Aim of the exercise - Without including any pictures, copy each entry below exactly.

Entries from a dataset -
▬▬▬
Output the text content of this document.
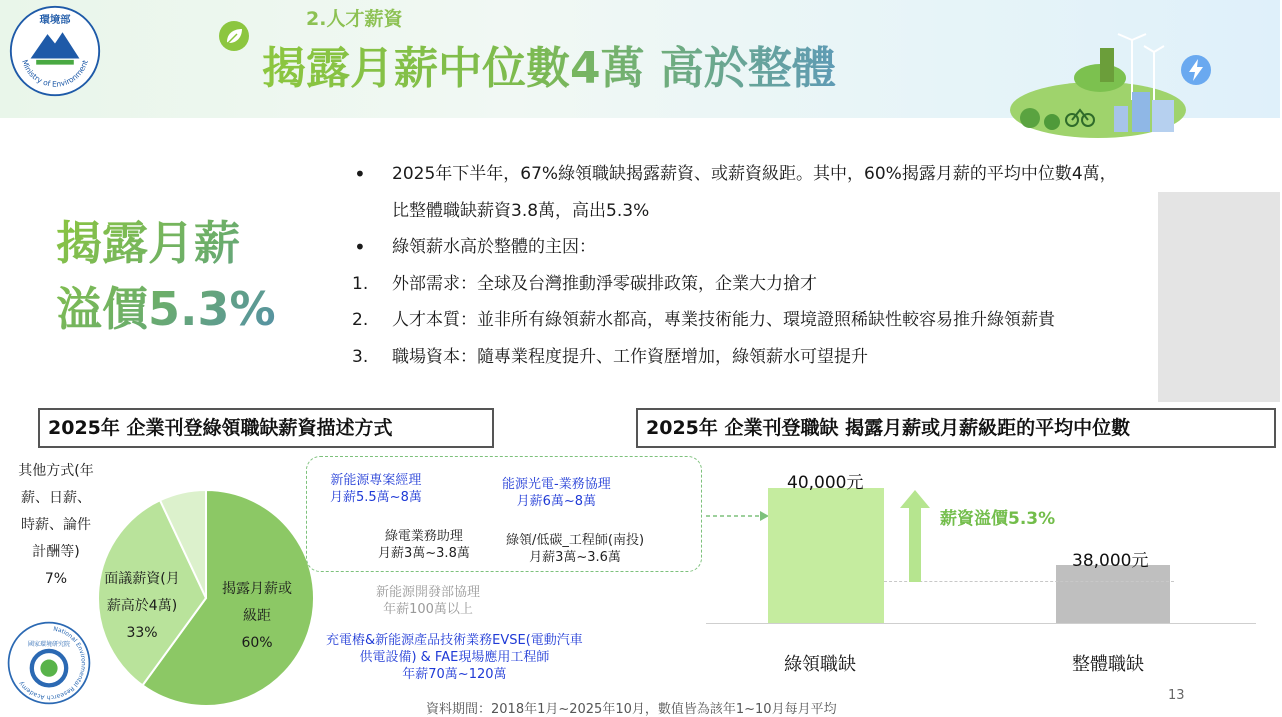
環境部
Ministry of Environment
2.人才薪資
揭露月薪中位數4萬 高於整體
揭露月薪
溢價5.3%
•	2025年下半年，67%綠領職缺揭露薪資、或薪資級距。其中，60%揭露月薪的平均中位數4萬，
比整體職缺薪資3.8萬，高出5.3%
•	綠領薪水高於整體的主因：
1.	外部需求：全球及台灣推動淨零碳排政策，企業大力搶才
2.	人才本質：並非所有綠領薪水都高，專業技術能力、環境證照稀缺性較容易推升綠領薪貴
3.	職場資本：隨專業程度提升、工作資歷增加，綠領薪水可望提升
2025年 企業刊登綠領職缺薪資描述方式	2025年 企業刊登職缺 揭露月薪或月薪級距的平均中位數
其他方式(年
薪、日薪、
時薪、論件
計酬等)
7%	面議薪資(月
薪高於4萬)
33%
揭露月薪或
級距
60%
National Environmental Research Academy
國家環境研究院
新能源專案經理
月薪5.5萬~8萬
能源光電-業務協理
月薪6萬~8萬
綠電業務助理
月薪3萬~3.8萬
綠領/低碳_工程師(南投)
月薪3萬~3.6萬
新能源開發部協理
年薪100萬以上
充電樁&新能源產品技術業務EVSE(電動汽車
供電設備) & FAE現場應用工程師
年薪70萬~120萬
薪資溢價5.3%
40,000元
38,000元
綠領職缺	整體職缺
13
資料期間：2018年1月~2025年10月，數值皆為該年1~10月每月平均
▬▬▬
Exercise solution -
Output the text content of this document.
環境部
Ministry of Environment
2.人才薪資
揭露月薪中位數4萬 高於整體
揭露月薪
溢價5.3%
•	2025年下半年，67%綠領職缺揭露薪資、或薪資級距。其中，60%揭露月薪的平均中位數4萬，
比整體職缺薪資3.8萬，高出5.3%
•	綠領薪水高於整體的主因：
1.	外部需求：全球及台灣推動淨零碳排政策，企業大力搶才
2.	人才本質：並非所有綠領薪水都高，專業技術能力、環境證照稀缺性較容易推升綠領薪貴
3.	職場資本：隨專業程度提升、工作資歷增加，綠領薪水可望提升
2025年 企業刊登綠領職缺薪資描述方式	2025年 企業刊登職缺 揭露月薪或月薪級距的平均中位數
其他方式(年
薪、日薪、
時薪、論件
計酬等)
7%	面議薪資(月
薪高於4萬)
33%
揭露月薪或
級距
60%
National Environmental Research Academy
國家環境研究院
新能源專案經理
月薪5.5萬~8萬
能源光電-業務協理
月薪6萬~8萬
綠電業務助理
月薪3萬~3.8萬
綠領/低碳_工程師(南投)
月薪3萬~3.6萬
新能源開發部協理
年薪100萬以上
充電樁&新能源產品技術業務EVSE(電動汽車
供電設備) & FAE現場應用工程師
年薪70萬~120萬
薪資溢價5.3%
40,000元
38,000元
綠領職缺	整體職缺
13
資料期間：2018年1月~2025年10月，數值皆為該年1~10月每月平均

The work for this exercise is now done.